=== THE PROBLEM ===
Reproduce all the entries precisely.

=== EXERCISE DATA ===
-=-=-

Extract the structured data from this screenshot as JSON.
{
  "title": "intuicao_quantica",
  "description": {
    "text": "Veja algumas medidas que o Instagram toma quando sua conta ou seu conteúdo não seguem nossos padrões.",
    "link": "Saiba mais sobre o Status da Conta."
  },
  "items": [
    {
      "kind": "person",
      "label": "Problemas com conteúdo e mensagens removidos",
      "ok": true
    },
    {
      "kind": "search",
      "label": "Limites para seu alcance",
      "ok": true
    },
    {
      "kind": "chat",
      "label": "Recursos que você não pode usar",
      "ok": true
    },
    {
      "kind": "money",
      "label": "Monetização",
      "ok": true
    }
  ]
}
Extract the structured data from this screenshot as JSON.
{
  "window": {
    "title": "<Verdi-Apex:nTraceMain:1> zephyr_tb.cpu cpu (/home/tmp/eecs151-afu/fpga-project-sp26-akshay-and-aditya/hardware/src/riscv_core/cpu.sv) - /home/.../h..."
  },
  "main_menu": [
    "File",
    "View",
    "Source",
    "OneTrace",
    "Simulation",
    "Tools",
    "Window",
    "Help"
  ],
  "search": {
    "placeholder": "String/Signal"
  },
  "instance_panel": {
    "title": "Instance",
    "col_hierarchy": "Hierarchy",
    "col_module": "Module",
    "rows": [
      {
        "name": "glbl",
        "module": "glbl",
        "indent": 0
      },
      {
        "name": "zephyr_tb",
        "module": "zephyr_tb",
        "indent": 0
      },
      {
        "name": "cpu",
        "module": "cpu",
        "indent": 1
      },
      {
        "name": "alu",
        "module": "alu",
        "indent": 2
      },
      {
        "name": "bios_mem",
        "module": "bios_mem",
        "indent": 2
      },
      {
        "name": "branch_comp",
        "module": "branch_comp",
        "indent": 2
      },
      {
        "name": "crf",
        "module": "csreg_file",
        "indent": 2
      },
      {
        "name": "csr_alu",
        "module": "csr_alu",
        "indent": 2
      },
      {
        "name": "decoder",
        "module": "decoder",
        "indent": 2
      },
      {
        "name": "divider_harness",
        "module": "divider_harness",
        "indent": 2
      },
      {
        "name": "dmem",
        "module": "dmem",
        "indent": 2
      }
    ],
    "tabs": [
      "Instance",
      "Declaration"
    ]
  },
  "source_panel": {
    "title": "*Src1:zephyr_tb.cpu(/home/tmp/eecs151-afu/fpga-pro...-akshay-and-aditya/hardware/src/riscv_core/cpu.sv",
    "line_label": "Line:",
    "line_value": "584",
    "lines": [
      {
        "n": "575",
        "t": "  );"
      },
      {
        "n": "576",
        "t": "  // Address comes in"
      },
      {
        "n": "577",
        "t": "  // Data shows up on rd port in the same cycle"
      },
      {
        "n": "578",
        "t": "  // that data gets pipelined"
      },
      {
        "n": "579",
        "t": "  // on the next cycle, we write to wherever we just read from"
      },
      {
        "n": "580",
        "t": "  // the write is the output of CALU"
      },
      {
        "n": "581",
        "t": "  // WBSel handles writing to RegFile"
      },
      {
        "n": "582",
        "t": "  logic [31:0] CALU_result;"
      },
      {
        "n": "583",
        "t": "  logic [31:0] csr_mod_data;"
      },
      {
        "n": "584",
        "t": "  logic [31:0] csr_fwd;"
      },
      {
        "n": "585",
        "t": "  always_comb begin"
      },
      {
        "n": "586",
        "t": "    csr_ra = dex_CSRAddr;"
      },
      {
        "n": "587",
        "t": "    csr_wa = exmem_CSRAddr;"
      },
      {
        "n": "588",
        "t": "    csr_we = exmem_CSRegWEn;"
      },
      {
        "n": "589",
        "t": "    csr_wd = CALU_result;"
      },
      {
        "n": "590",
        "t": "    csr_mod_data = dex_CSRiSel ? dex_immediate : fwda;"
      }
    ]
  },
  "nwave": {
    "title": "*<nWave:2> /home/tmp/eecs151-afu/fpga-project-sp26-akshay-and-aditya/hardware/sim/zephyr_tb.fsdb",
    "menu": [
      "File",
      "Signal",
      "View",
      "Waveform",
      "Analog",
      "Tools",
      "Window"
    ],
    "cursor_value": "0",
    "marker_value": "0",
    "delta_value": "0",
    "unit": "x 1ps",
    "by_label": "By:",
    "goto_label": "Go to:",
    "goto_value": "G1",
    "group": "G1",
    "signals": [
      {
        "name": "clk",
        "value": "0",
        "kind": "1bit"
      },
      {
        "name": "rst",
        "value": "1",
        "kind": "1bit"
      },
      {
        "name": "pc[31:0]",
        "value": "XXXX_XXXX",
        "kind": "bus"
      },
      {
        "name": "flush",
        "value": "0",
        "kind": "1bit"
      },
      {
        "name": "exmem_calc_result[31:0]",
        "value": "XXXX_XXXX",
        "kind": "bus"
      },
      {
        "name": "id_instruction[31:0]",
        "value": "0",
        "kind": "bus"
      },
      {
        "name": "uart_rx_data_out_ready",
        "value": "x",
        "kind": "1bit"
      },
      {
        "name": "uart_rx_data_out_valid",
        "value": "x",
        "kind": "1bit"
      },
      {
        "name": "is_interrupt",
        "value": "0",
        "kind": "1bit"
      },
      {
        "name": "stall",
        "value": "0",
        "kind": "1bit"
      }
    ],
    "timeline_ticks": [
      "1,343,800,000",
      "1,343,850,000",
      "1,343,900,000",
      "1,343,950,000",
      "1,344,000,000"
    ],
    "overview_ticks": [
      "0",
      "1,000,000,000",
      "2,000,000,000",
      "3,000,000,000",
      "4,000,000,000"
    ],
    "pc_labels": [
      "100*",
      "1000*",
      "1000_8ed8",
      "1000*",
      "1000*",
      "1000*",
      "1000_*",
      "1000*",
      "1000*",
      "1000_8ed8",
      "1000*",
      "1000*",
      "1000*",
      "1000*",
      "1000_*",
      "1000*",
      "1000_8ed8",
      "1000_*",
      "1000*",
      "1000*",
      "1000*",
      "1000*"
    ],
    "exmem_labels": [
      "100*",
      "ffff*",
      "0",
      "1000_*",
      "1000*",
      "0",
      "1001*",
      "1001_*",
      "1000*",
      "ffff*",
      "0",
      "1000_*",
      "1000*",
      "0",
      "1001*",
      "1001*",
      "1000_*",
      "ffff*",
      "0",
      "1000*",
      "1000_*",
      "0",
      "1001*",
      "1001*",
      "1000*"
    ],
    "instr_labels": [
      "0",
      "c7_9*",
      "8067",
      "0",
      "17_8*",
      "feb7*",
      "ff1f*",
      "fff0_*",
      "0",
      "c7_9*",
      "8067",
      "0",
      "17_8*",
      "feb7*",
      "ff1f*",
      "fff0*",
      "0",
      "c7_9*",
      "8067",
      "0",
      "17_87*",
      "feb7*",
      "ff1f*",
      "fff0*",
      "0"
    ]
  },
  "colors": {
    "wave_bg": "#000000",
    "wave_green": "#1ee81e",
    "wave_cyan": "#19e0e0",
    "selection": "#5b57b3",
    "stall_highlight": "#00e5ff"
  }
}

-=-=-

=== ANSWER TO THE TASK ===
Extract the structured data from this screenshot as JSON.
{
  "title": "intuicao_quantica",
  "description": {
    "text": "Veja algumas medidas que o Instagram toma quando sua conta ou seu conteúdo não seguem nossos padrões.",
    "link": "Saiba mais sobre o Status da Conta."
  },
  "items": [
    {
      "kind": "person",
      "label": "Problemas com conteúdo e mensagens removidos",
      "ok": true
    },
    {
      "kind": "search",
      "label": "Limites para seu alcance",
      "ok": true
    },
    {
      "kind": "chat",
      "label": "Recursos que você não pode usar",
      "ok": true
    },
    {
      "kind": "money",
      "label": "Monetização",
      "ok": true
    }
  ]
}
Extract the structured data from this screenshot as JSON.
{
  "window": {
    "title": "<Verdi-Apex:nTraceMain:1> zephyr_tb.cpu cpu (/home/tmp/eecs151-afu/fpga-project-sp26-akshay-and-aditya/hardware/src/riscv_core/cpu.sv) - /home/.../h..."
  },
  "main_menu": [
    "File",
    "View",
    "Source",
    "OneTrace",
    "Simulation",
    "Tools",
    "Window",
    "Help"
  ],
  "search": {
    "placeholder": "String/Signal"
  },
  "instance_panel": {
    "title": "Instance",
    "col_hierarchy": "Hierarchy",
    "col_module": "Module",
    "rows": [
      {
        "name": "glbl",
        "module": "glbl",
        "indent": 0
      },
      {
        "name": "zephyr_tb",
        "module": "zephyr_tb",
        "indent": 0
      },
      {
        "name": "cpu",
        "module": "cpu",
        "indent": 1
      },
      {
        "name": "alu",
        "module": "alu",
        "indent": 2
      },
      {
        "name": "bios_mem",
        "module": "bios_mem",
        "indent": 2
      },
      {
        "name": "branch_comp",
        "module": "branch_comp",
        "indent": 2
      },
      {
        "name": "crf",
        "module": "csreg_file",
        "indent": 2
      },
      {
        "name": "csr_alu",
        "module": "csr_alu",
        "indent": 2
      },
      {
        "name": "decoder",
        "module": "decoder",
        "indent": 2
      },
      {
        "name": "divider_harness",
        "module": "divider_harness",
        "indent": 2
      },
      {
        "name": "dmem",
        "module": "dmem",
        "indent": 2
      }
    ],
    "tabs": [
      "Instance",
      "Declaration"
    ]
  },
  "source_panel": {
    "title": "*Src1:zephyr_tb.cpu(/home/tmp/eecs151-afu/fpga-pro...-akshay-and-aditya/hardware/src/riscv_core/cpu.sv",
    "line_label": "Line:",
    "line_value": "584",
    "lines": [
      {
        "n": "575",
        "t": "  );"
      },
      {
        "n": "576",
        "t": "  // Address comes in"
      },
      {
        "n": "577",
        "t": "  // Data shows up on rd port in the same cycle"
      },
      {
        "n": "578",
        "t": "  // that data gets pipelined"
      },
      {
        "n": "579",
        "t": "  // on the next cycle, we write to wherever we just read from"
      },
      {
        "n": "580",
        "t": "  // the write is the output of CALU"
      },
      {
        "n": "581",
        "t": "  // WBSel handles writing to RegFile"
      },
      {
        "n": "582",
        "t": "  logic [31:0] CALU_result;"
      },
      {
        "n": "583",
        "t": "  logic [31:0] csr_mod_data;"
      },
      {
        "n": "584",
        "t": "  logic [31:0] csr_fwd;"
      },
      {
        "n": "585",
        "t": "  always_comb begin"
      },
      {
        "n": "586",
        "t": "    csr_ra = dex_CSRAddr;"
      },
      {
        "n": "587",
        "t": "    csr_wa = exmem_CSRAddr;"
      },
      {
        "n": "588",
        "t": "    csr_we = exmem_CSRegWEn;"
      },
      {
        "n": "589",
        "t": "    csr_wd = CALU_result;"
      },
      {
        "n": "590",
        "t": "    csr_mod_data = dex_CSRiSel ? dex_immediate : fwda;"
      }
    ]
  },
  "nwave": {
    "title": "*<nWave:2> /home/tmp/eecs151-afu/fpga-project-sp26-akshay-and-aditya/hardware/sim/zephyr_tb.fsdb",
    "menu": [
      "File",
      "Signal",
      "View",
      "Waveform",
      "Analog",
      "Tools",
      "Window"
    ],
    "cursor_value": "0",
    "marker_value": "0",
    "delta_value": "0",
    "unit": "x 1ps",
    "by_label": "By:",
    "goto_label": "Go to:",
    "goto_value": "G1",
    "group": "G1",
    "signals": [
      {
        "name": "clk",
        "value": "0",
        "kind": "1bit"
      },
      {
        "name": "rst",
        "value": "1",
        "kind": "1bit"
      },
      {
        "name": "pc[31:0]",
        "value": "XXXX_XXXX",
        "kind": "bus"
      },
      {
        "name": "flush",
        "value": "0",
        "kind": "1bit"
      },
      {
        "name": "exmem_calc_result[31:0]",
        "value": "XXXX_XXXX",
        "kind": "bus"
      },
      {
        "name": "id_instruction[31:0]",
        "value": "0",
        "kind": "bus"
      },
      {
        "name": "uart_rx_data_out_ready",
        "value": "x",
        "kind": "1bit"
      },
      {
        "name": "uart_rx_data_out_valid",
        "value": "x",
        "kind": "1bit"
      },
      {
        "name": "is_interrupt",
        "value": "0",
        "kind": "1bit"
      },
      {
        "name": "stall",
        "value": "0",
        "kind": "1bit"
      }
    ],
    "timeline_ticks": [
      "1,343,800,000",
      "1,343,850,000",
      "1,343,900,000",
      "1,343,950,000",
      "1,344,000,000"
    ],
    "overview_ticks": [
      "0",
      "1,000,000,000",
      "2,000,000,000",
      "3,000,000,000",
      "4,000,000,000"
    ],
    "pc_labels": [
      "100*",
      "1000*",
      "1000_8ed8",
      "1000*",
      "1000*",
      "1000*",
      "1000_*",
      "1000*",
      "1000*",
      "1000_8ed8",
      "1000*",
      "1000*",
      "1000*",
      "1000*",
      "1000_*",
      "1000*",
      "1000_8ed8",
      "1000_*",
      "1000*",
      "1000*",
      "1000*",
      "1000*"
    ],
    "exmem_labels": [
      "100*",
      "ffff*",
      "0",
      "1000_*",
      "1000*",
      "0",
      "1001*",
      "1001_*",
      "1000*",
      "ffff*",
      "0",
      "1000_*",
      "1000*",
      "0",
      "1001*",
      "1001*",
      "1000_*",
      "ffff*",
      "0",
      "1000*",
      "1000_*",
      "0",
      "1001*",
      "1001*",
      "1000*"
    ],
    "instr_labels": [
      "0",
      "c7_9*",
      "8067",
      "0",
      "17_8*",
      "feb7*",
      "ff1f*",
      "fff0_*",
      "0",
      "c7_9*",
      "8067",
      "0",
      "17_8*",
      "feb7*",
      "ff1f*",
      "fff0*",
      "0",
      "c7_9*",
      "8067",
      "0",
      "17_87*",
      "feb7*",
      "ff1f*",
      "fff0*",
      "0"
    ]
  },
  "colors": {
    "wave_bg": "#000000",
    "wave_green": "#1ee81e",
    "wave_cyan": "#19e0e0",
    "selection": "#5b57b3",
    "stall_highlight": "#00e5ff"
  }
}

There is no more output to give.